:: Directions for this task ::
Copy each line of the records that holds the string "pensar".

# Start of Records

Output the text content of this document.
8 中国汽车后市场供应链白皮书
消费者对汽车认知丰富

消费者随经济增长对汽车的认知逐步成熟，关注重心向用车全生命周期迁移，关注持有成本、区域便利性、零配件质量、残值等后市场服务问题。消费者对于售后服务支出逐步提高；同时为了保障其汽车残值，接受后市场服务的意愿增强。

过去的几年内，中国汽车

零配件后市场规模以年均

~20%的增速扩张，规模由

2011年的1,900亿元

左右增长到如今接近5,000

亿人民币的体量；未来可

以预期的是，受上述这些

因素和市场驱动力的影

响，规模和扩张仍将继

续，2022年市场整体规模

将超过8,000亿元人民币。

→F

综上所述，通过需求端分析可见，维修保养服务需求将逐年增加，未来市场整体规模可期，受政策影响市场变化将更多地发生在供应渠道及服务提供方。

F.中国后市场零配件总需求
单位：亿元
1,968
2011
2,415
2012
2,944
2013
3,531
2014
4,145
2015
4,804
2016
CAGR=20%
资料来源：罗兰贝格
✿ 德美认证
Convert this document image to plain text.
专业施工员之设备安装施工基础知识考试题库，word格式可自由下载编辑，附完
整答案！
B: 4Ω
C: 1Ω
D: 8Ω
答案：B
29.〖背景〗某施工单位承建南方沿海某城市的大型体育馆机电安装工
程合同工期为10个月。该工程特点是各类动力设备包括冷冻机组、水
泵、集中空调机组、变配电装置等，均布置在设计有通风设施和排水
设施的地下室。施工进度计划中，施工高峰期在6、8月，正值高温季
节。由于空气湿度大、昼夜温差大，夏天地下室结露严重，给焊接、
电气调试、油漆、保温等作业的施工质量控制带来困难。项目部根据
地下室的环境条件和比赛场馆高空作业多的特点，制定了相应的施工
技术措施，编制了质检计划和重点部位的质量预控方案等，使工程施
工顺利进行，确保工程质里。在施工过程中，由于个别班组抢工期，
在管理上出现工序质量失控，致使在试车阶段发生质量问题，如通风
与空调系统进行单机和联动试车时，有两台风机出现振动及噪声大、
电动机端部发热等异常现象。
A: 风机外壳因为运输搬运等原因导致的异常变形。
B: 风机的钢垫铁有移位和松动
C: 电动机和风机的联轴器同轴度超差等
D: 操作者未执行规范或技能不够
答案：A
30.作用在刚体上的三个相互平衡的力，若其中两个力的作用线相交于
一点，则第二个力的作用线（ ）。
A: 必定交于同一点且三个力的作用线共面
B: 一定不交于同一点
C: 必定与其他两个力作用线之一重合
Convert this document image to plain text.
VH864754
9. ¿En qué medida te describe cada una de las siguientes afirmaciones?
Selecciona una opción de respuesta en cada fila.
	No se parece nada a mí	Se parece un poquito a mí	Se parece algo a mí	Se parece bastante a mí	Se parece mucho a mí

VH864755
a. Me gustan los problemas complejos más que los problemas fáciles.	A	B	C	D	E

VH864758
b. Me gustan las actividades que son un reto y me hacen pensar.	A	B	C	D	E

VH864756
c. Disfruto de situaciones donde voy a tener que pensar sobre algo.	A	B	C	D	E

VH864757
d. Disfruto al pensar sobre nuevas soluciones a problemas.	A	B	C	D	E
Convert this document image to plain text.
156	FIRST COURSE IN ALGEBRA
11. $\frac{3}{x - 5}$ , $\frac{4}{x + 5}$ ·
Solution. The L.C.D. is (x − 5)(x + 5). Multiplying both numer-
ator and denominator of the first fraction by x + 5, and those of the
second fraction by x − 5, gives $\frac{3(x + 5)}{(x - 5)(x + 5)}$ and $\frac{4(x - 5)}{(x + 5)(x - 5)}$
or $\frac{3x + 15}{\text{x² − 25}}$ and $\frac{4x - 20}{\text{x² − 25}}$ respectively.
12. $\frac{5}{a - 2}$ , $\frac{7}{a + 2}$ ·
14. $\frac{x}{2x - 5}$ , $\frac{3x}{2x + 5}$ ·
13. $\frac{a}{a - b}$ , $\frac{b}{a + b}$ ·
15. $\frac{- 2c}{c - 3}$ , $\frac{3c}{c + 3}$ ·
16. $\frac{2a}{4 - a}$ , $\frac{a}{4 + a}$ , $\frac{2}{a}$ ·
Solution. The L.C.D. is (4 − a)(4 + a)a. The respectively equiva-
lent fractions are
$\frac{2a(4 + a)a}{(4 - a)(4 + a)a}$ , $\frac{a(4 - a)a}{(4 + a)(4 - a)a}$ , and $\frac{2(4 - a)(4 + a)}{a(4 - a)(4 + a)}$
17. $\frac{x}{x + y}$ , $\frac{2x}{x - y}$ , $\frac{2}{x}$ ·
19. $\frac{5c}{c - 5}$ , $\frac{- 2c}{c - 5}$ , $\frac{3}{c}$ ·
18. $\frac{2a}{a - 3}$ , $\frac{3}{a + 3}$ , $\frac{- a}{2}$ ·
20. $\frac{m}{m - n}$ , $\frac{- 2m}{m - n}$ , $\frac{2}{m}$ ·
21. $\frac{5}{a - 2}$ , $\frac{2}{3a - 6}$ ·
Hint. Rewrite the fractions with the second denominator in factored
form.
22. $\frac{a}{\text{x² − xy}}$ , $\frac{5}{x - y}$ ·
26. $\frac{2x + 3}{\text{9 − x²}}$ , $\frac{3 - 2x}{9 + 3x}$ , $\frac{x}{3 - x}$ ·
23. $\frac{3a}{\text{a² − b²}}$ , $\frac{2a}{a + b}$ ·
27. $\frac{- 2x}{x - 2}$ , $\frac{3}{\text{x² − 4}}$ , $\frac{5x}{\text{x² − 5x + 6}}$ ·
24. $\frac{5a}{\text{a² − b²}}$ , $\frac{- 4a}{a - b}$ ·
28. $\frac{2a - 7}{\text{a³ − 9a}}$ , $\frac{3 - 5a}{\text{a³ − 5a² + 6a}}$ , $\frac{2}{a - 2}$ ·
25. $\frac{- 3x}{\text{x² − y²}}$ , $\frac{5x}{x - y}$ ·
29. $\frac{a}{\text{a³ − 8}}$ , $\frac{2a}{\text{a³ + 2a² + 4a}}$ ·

# End of Records

:: Exercise result ::
b. Me gustan las actividades que son un reto y me hacen pensar.	A	B	C	D	E
c. Disfruto de situaciones donde voy a tener que pensar sobre algo.	A	B	C	D	E
d. Disfruto al pensar sobre nuevas soluciones a problemas.	A	B	C	D	E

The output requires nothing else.